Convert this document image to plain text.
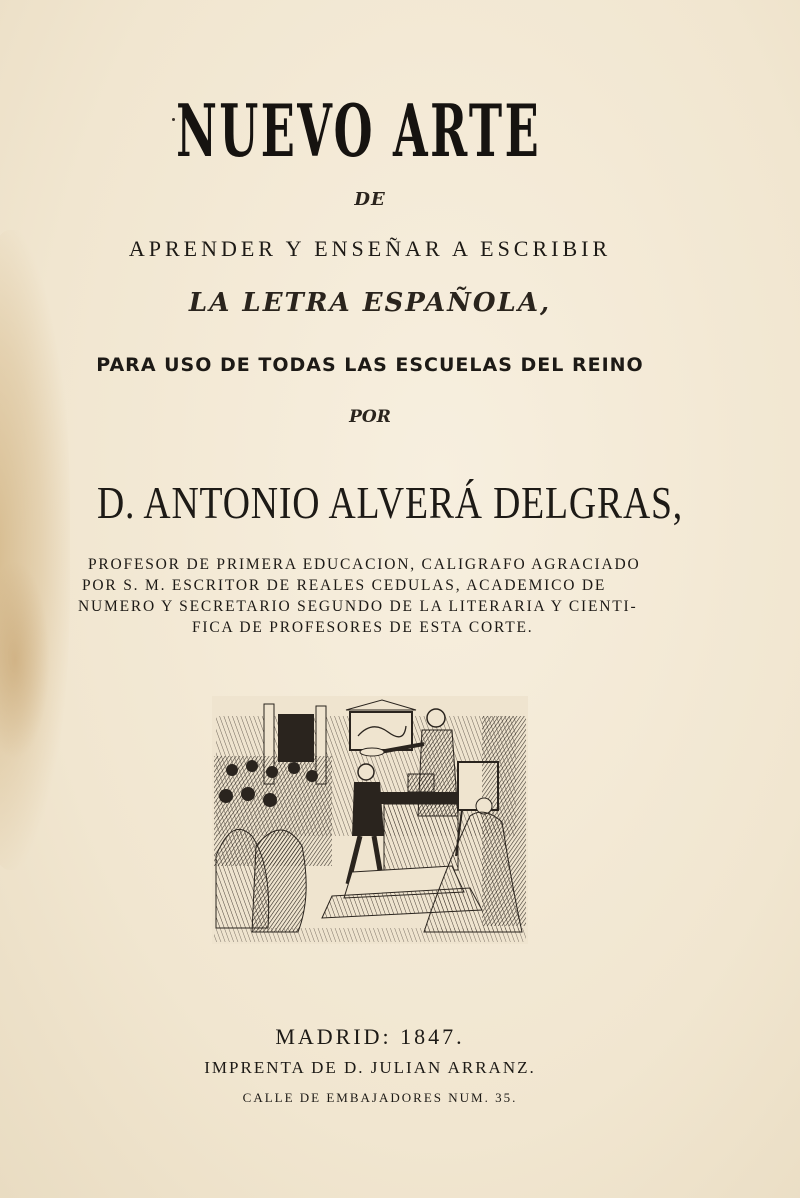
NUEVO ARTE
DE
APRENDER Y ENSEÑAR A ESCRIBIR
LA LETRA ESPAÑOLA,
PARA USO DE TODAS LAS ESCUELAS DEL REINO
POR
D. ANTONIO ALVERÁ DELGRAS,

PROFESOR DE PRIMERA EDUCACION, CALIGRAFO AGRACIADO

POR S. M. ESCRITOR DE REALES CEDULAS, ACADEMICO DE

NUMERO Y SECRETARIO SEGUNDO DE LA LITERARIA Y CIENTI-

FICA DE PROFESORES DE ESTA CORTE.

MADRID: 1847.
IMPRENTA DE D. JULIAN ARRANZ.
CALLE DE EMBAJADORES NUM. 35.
▬▬▬▬▬▬
## Exercise
Print the complete listing exactly as it stands, without its pictures.

## Result of the task
Convert this document image to plain text.
NUEVO ARTE
DE
APRENDER Y ENSEÑAR A ESCRIBIR
LA LETRA ESPAÑOLA,
PARA USO DE TODAS LAS ESCUELAS DEL REINO
POR
D. ANTONIO ALVERÁ DELGRAS,

PROFESOR DE PRIMERA EDUCACION, CALIGRAFO AGRACIADO

POR S. M. ESCRITOR DE REALES CEDULAS, ACADEMICO DE

NUMERO Y SECRETARIO SEGUNDO DE LA LITERARIA Y CIENTI-

FICA DE PROFESORES DE ESTA CORTE.

MADRID: 1847.
IMPRENTA DE D. JULIAN ARRANZ.
CALLE DE EMBAJADORES NUM. 35.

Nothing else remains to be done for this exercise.